Here are some records; copy every line that holds the word "대용량메일".

**Dataset items:**
--- Begin ---
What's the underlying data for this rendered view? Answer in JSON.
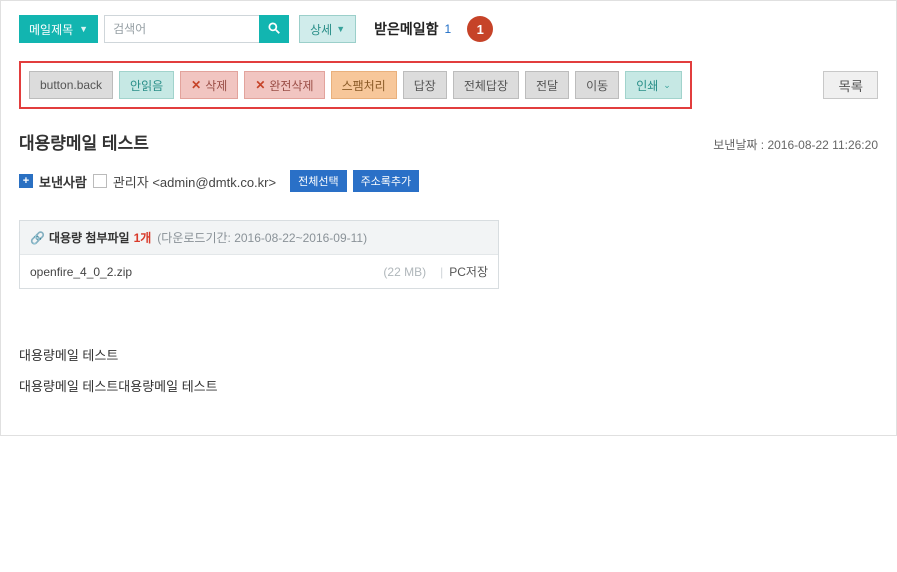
{
  "top": {
    "subject_filter": "메일제목",
    "search_placeholder": "검색어",
    "detail_label": "상세",
    "mailbox_label": "받은메일함",
    "mailbox_count": "1",
    "step_badge": "1"
  },
  "toolbar": {
    "back": "button.back",
    "unread": "안읽음",
    "delete": "삭제",
    "full_delete": "완전삭제",
    "spam": "스팸처리",
    "reply": "답장",
    "reply_all": "전체답장",
    "forward": "전달",
    "move": "이동",
    "print": "인쇄",
    "list": "목록"
  },
  "header": {
    "title": "대용량메일 테스트",
    "sent_date_label": "보낸날짜 :",
    "sent_date_value": "2016-08-22 11:26:20"
  },
  "from": {
    "label": "보낸사람",
    "name_email": "관리자 <admin@dmtk.co.kr>",
    "select_all": "전체선택",
    "add_address": "주소록추가"
  },
  "attachment": {
    "title": "대용량 첨부파일",
    "count": "1개",
    "period": "(다운로드기간: 2016-08-22~2016-09-11)",
    "file_name": "openfire_4_0_2.zip",
    "file_size": "(22 MB)",
    "pc_save": "PC저장"
  },
  "body": {
    "line1": "대용량메일 테스트",
    "line2": "대용량메일 테스트대용량메일 테스트"
  }
}
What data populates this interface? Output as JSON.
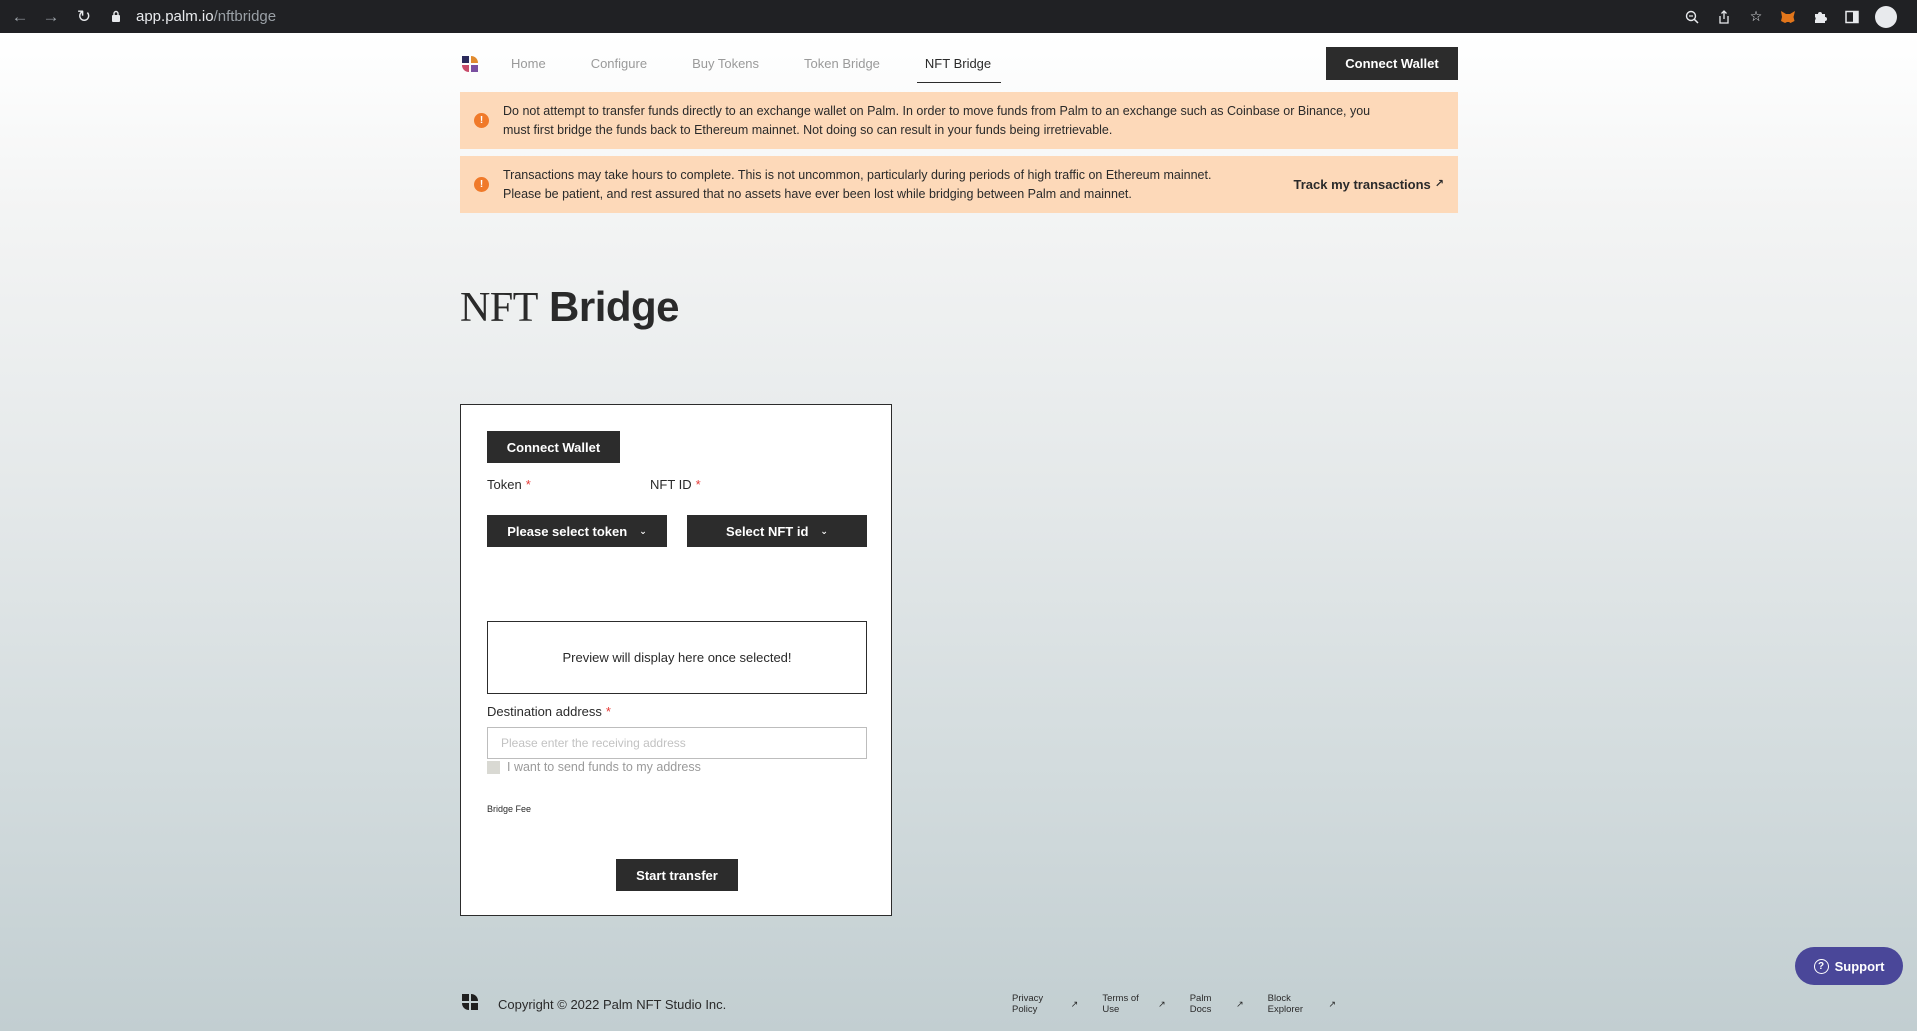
--- End ---
**EXERCISE ANSWER:**
    "title": "대용량메일 테스트",
    "line1": "대용량메일 테스트",
    "line2": "대용량메일 테스트대용량메일 테스트"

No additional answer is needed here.